- _Information shown_:
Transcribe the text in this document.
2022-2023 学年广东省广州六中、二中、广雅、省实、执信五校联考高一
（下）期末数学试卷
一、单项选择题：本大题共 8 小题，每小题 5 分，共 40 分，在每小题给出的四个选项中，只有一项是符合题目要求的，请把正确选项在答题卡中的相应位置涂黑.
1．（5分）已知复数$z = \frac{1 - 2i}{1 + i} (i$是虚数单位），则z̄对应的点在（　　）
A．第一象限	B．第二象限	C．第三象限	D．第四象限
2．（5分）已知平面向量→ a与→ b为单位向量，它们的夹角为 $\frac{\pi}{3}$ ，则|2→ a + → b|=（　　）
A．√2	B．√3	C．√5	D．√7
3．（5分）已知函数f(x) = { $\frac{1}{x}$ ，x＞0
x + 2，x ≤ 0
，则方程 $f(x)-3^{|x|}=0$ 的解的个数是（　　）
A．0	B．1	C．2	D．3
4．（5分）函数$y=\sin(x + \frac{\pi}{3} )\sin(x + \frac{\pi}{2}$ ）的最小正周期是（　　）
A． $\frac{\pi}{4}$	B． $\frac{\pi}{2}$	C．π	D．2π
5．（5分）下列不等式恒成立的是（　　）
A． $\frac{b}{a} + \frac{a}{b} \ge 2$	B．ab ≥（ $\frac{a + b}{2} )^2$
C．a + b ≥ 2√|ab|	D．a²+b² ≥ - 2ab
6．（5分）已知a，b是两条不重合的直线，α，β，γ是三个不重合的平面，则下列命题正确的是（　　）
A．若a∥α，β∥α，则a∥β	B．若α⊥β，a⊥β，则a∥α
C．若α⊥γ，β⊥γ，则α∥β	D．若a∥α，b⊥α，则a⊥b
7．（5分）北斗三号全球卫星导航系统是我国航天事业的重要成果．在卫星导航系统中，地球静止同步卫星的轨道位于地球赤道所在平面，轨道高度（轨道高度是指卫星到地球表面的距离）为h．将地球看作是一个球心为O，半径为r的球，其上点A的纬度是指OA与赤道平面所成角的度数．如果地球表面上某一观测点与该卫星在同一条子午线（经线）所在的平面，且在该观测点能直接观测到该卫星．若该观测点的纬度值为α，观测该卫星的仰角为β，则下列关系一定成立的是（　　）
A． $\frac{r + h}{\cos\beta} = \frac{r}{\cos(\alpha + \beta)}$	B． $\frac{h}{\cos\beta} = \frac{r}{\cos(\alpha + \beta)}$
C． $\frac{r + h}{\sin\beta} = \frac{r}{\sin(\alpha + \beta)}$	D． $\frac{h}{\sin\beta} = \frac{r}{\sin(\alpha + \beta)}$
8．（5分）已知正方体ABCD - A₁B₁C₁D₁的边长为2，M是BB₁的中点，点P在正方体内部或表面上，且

- _Aim of the exercise_: From the data above, copy out every line with the string "beta" in it.

- _Solution to this problem_:
A． $\frac{r + h}{\cos\beta} = \frac{r}{\cos(\alpha + \beta)}$	B． $\frac{h}{\cos\beta} = \frac{r}{\cos(\alpha + \beta)}$
C． $\frac{r + h}{\sin\beta} = \frac{r}{\sin(\alpha + \beta)}$	D． $\frac{h}{\sin\beta} = \frac{r}{\sin(\alpha + \beta)}$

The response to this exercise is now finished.